# RECORDS FOR THIS TASK
=-=-=-=-=

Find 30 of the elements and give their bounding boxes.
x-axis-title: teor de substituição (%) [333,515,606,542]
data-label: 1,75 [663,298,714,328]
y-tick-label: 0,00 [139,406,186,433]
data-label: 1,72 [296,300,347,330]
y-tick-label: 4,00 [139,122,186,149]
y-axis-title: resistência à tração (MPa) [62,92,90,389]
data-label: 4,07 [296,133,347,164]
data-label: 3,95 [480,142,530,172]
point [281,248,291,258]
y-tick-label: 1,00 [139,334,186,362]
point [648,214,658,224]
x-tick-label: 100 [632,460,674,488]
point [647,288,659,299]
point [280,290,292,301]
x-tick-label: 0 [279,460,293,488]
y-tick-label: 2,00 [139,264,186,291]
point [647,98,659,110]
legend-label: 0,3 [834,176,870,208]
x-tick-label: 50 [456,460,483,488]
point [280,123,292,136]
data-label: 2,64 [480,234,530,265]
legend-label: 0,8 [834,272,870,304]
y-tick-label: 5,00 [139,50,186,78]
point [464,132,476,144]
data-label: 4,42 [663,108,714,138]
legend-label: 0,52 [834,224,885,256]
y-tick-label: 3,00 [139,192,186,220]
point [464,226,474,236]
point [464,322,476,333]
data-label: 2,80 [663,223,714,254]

=-=-=-=-=

# WHAT TO PRODUCE
Please give every line of the listing above as a Markdown table with the columns Row and Line, leaving out any blank lines.

# WRITTEN SOLUTION
| Row | Line |
|---|---|
| 1 | Find 30 of the elements and give their bounding boxes. |
| 2 | x-axis-title: teor de substituição (%) [333,515,606,542] |
| 3 | data-label: 1,75 [663,298,714,328] |
| 4 | y-tick-label: 0,00 [139,406,186,433] |
| 5 | data-label: 1,72 [296,300,347,330] |
| 6 | y-tick-label: 4,00 [139,122,186,149] |
| 7 | y-axis-title: resistência à tração (MPa) [62,92,90,389] |
| 8 | data-label: 4,07 [296,133,347,164] |
| 9 | data-label: 3,95 [480,142,530,172] |
| 10 | point [281,248,291,258] |
| 11 | y-tick-label: 1,00 [139,334,186,362] |
| 12 | point [648,214,658,224] |
| 13 | x-tick-label: 100 [632,460,674,488] |
| 14 | point [647,288,659,299] |
| 15 | point [280,290,292,301] |
| 16 | x-tick-label: 0 [279,460,293,488] |
| 17 | y-tick-label: 2,00 [139,264,186,291] |
| 18 | point [647,98,659,110] |
| 19 | legend-label: 0,3 [834,176,870,208] |
| 20 | x-tick-label: 50 [456,460,483,488] |
| 21 | point [280,123,292,136] |
| 22 | data-label: 2,64 [480,234,530,265] |
| 23 | legend-label: 0,8 [834,272,870,304] |
| 24 | y-tick-label: 5,00 [139,50,186,78] |
| 25 | point [464,132,476,144] |
| 26 | data-label: 4,42 [663,108,714,138] |
| 27 | legend-label: 0,52 [834,224,885,256] |
| 28 | y-tick-label: 3,00 [139,192,186,220] |
| 29 | point [464,226,474,236] |
| 30 | point [464,322,476,333] |
| 31 | data-label: 2,80 [663,223,714,254] |